#### THE DATA

↓↓↓

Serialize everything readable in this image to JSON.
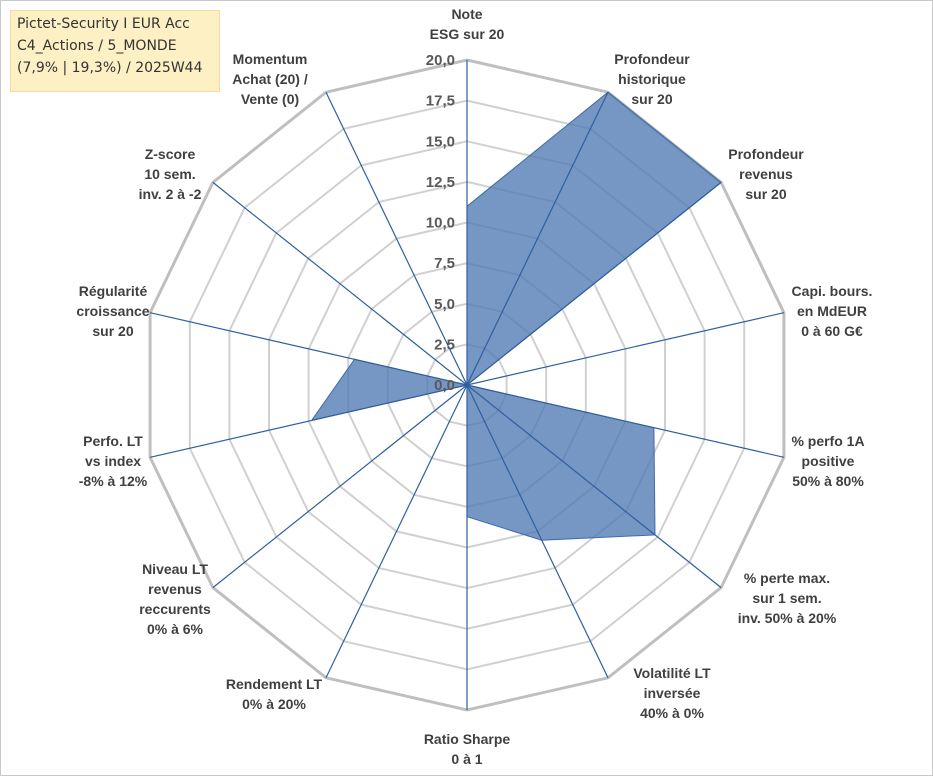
{
  "title": {
    "lines": [
      "Pictet-Security I EUR Acc",
      "C4_Actions / 5_MONDE",
      "(7,9% | 19,3%) / 2025W44"
    ]
  },
  "chart_data": {
    "type": "radar",
    "axes": [
      {
        "label": [
          "Note",
          "ESG sur 20"
        ]
      },
      {
        "label": [
          "Profondeur",
          "historique",
          "sur 20"
        ]
      },
      {
        "label": [
          "Profondeur",
          "revenus",
          "sur 20"
        ]
      },
      {
        "label": [
          "Capi. bours.",
          "en MdEUR",
          "0 à 60 G€"
        ]
      },
      {
        "label": [
          "% perfo 1A",
          "positive",
          "50% à 80%"
        ]
      },
      {
        "label": [
          "% perte max.",
          "sur 1 sem.",
          "inv. 50% à 20%"
        ]
      },
      {
        "label": [
          "Volatilité LT",
          "inversée",
          "40% à 0%"
        ]
      },
      {
        "label": [
          "Ratio Sharpe",
          "0 à 1"
        ]
      },
      {
        "label": [
          "Rendement LT",
          "0% à 20%"
        ]
      },
      {
        "label": [
          "Niveau LT",
          "revenus",
          "reccurents",
          "0% à 6%"
        ]
      },
      {
        "label": [
          "Perfo. LT",
          "vs index",
          "-8% à 12%"
        ]
      },
      {
        "label": [
          "Régularité",
          "croissance",
          "sur 20"
        ]
      },
      {
        "label": [
          "Z-score",
          "10 sem.",
          "inv. 2 à -2"
        ]
      },
      {
        "label": [
          "Momentum",
          "Achat (20) /",
          "Vente (0)"
        ]
      }
    ],
    "series": [
      {
        "values": [
          11.0,
          20.0,
          20.0,
          0.0,
          11.8,
          14.8,
          10.6,
          8.1,
          0.0,
          0.0,
          9.8,
          7.1,
          0.0,
          0.0
        ]
      }
    ],
    "ylim": [
      0,
      20
    ],
    "ticks": [
      "0,0",
      "2,5",
      "5,0",
      "7,5",
      "10,0",
      "12,5",
      "15,0",
      "17,5",
      "20,0"
    ],
    "grid": true,
    "legend": "none",
    "colors": {
      "fill": "#4f7ab3",
      "outline": "#3f6aa8",
      "spoke": "#2f5f9f",
      "ring": "#d0d0d0",
      "outer_ring": "#bfbfbf"
    }
  }
}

↑↑↑

#### TASK PROMPT
Your task is to reproduce all of the material exactly. The pictures stay out.

#### RESULT OF THE TASK
Serialize everything readable in this image to JSON.
{
  "title": {
    "lines": [
      "Pictet-Security I EUR Acc",
      "C4_Actions / 5_MONDE",
      "(7,9% | 19,3%) / 2025W44"
    ]
  },
  "chart_data": {
    "type": "radar",
    "axes": [
      {
        "label": [
          "Note",
          "ESG sur 20"
        ]
      },
      {
        "label": [
          "Profondeur",
          "historique",
          "sur 20"
        ]
      },
      {
        "label": [
          "Profondeur",
          "revenus",
          "sur 20"
        ]
      },
      {
        "label": [
          "Capi. bours.",
          "en MdEUR",
          "0 à 60 G€"
        ]
      },
      {
        "label": [
          "% perfo 1A",
          "positive",
          "50% à 80%"
        ]
      },
      {
        "label": [
          "% perte max.",
          "sur 1 sem.",
          "inv. 50% à 20%"
        ]
      },
      {
        "label": [
          "Volatilité LT",
          "inversée",
          "40% à 0%"
        ]
      },
      {
        "label": [
          "Ratio Sharpe",
          "0 à 1"
        ]
      },
      {
        "label": [
          "Rendement LT",
          "0% à 20%"
        ]
      },
      {
        "label": [
          "Niveau LT",
          "revenus",
          "reccurents",
          "0% à 6%"
        ]
      },
      {
        "label": [
          "Perfo. LT",
          "vs index",
          "-8% à 12%"
        ]
      },
      {
        "label": [
          "Régularité",
          "croissance",
          "sur 20"
        ]
      },
      {
        "label": [
          "Z-score",
          "10 sem.",
          "inv. 2 à -2"
        ]
      },
      {
        "label": [
          "Momentum",
          "Achat (20) /",
          "Vente (0)"
        ]
      }
    ],
    "series": [
      {
        "values": [
          11.0,
          20.0,
          20.0,
          0.0,
          11.8,
          14.8,
          10.6,
          8.1,
          0.0,
          0.0,
          9.8,
          7.1,
          0.0,
          0.0
        ]
      }
    ],
    "ylim": [
      0,
      20
    ],
    "ticks": [
      "0,0",
      "2,5",
      "5,0",
      "7,5",
      "10,0",
      "12,5",
      "15,0",
      "17,5",
      "20,0"
    ],
    "grid": true,
    "legend": "none",
    "colors": {
      "fill": "#4f7ab3",
      "outline": "#3f6aa8",
      "spoke": "#2f5f9f",
      "ring": "#d0d0d0",
      "outer_ring": "#bfbfbf"
    }
  }
}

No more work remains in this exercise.